* [SET EXERCISE]:
Gather up all lines that carry the word "mode".

=== DATA ENTRIES ===

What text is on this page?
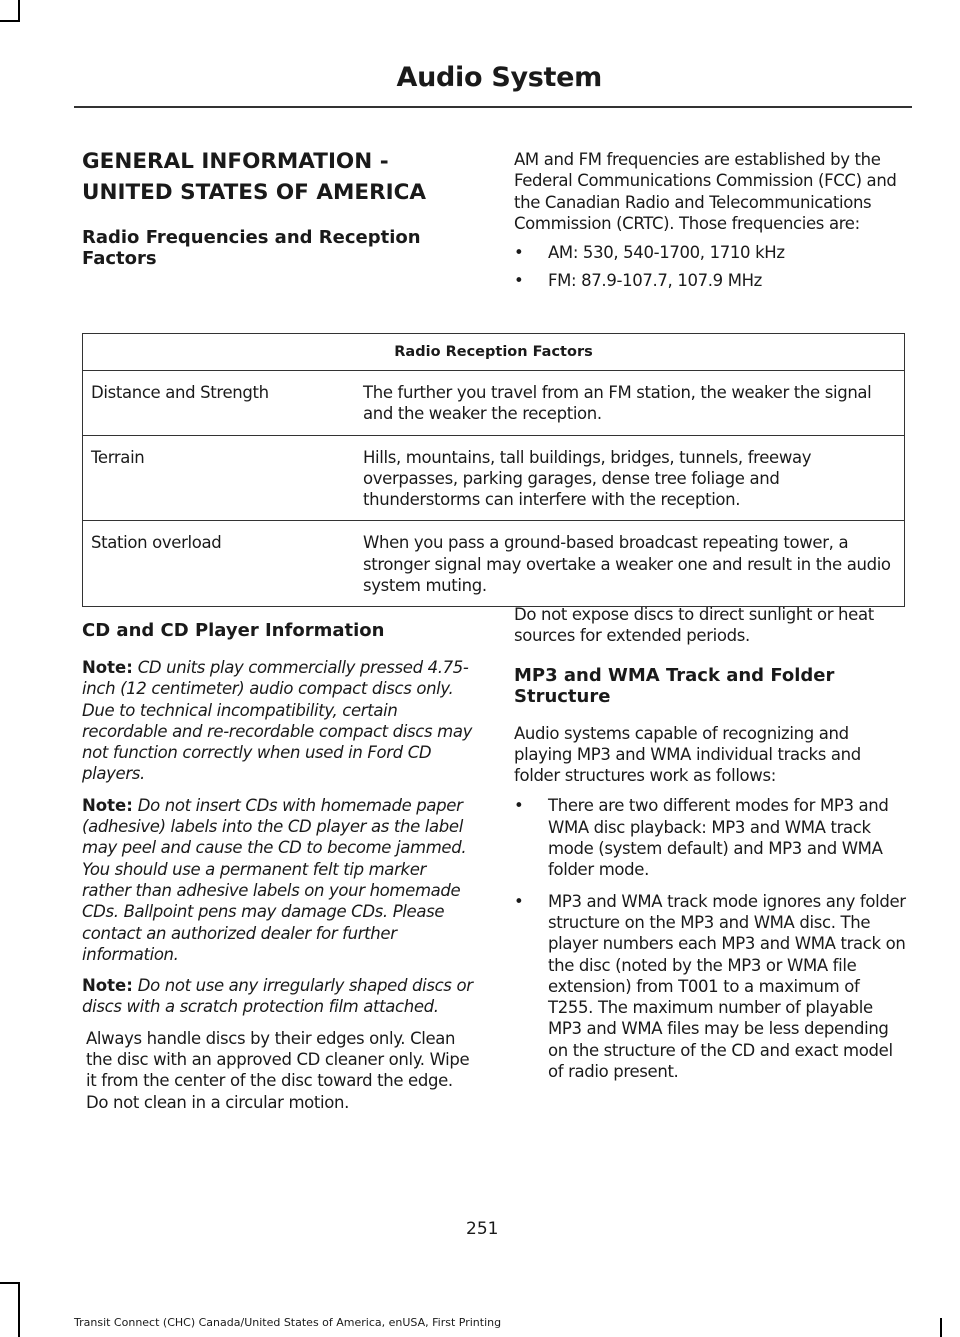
Audio System
GENERAL INFORMATION -
UNITED STATES OF AMERICA
Radio Frequencies and Reception Factors

AM and FM frequencies are established by the Federal Communications Commission (FCC) and the Canadian Radio and Telecommunications Commission (CRTC). Those frequencies are:

• AM: 530, 540-1700, 1710 kHz
• FM: 87.9-107.7, 107.9 MHz
Radio Reception Factors	
Distance and Strength	The further you travel from an FM station, the weaker the signal and the weaker the reception.
Terrain	Hills, mountains, tall buildings, bridges, tunnels, freeway overpasses, parking garages, dense tree foliage and thunderstorms can interfere with the reception.
Station overload	When you pass a ground-based broadcast repeating tower, a stronger signal may overtake a weaker one and result in the audio system muting.
CD and CD Player Information

Note: CD units play commercially pressed 4.75-inch (12 centimeter) audio compact discs only. Due to technical incompatibility, certain recordable and re-recordable compact discs may not function correctly when used in Ford CD players.

Note: Do not insert CDs with homemade paper (adhesive) labels into the CD player as the label may peel and cause the CD to become jammed. You should use a permanent felt tip marker rather than adhesive labels on your homemade CDs. Ballpoint pens may damage CDs. Please contact an authorized dealer for further information.

Note: Do not use any irregularly shaped discs or discs with a scratch protection film attached.

Always handle discs by their edges only. Clean the disc with an approved CD cleaner only. Wipe it from the center of the disc toward the edge. Do not clean in a circular motion.

Do not expose discs to direct sunlight or heat sources for extended periods.

MP3 and WMA Track and Folder Structure

Audio systems capable of recognizing and playing MP3 and WMA individual tracks and folder structures work as follows:

• There are two different modes for MP3 and WMA disc playback: MP3 and WMA track mode (system default) and MP3 and WMA folder mode.
• MP3 and WMA track mode ignores any folder structure on the MP3 and WMA disc. The player numbers each MP3 and WMA track on the disc (noted by the MP3 or WMA file extension) from T001 to a maximum of T255. The maximum number of playable MP3 and WMA files may be less depending on the structure of the CD and exact model of radio present.
251
Transit Connect (CHC) Canada/United States of America, enUSA, First Printing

===

* [OUTPUT BELOW]:
• There are two different modes for MP3 and WMA disc playback: MP3 and WMA track mode (system default) and MP3 and WMA folder mode.
• MP3 and WMA track mode ignores any folder structure on the MP3 and WMA disc. The player numbers each MP3 and WMA track on the disc (noted by the MP3 or WMA file extension) from T001 to a maximum of T255. The maximum number of playable MP3 and WMA files may be less depending on the structure of the CD and exact model of radio present.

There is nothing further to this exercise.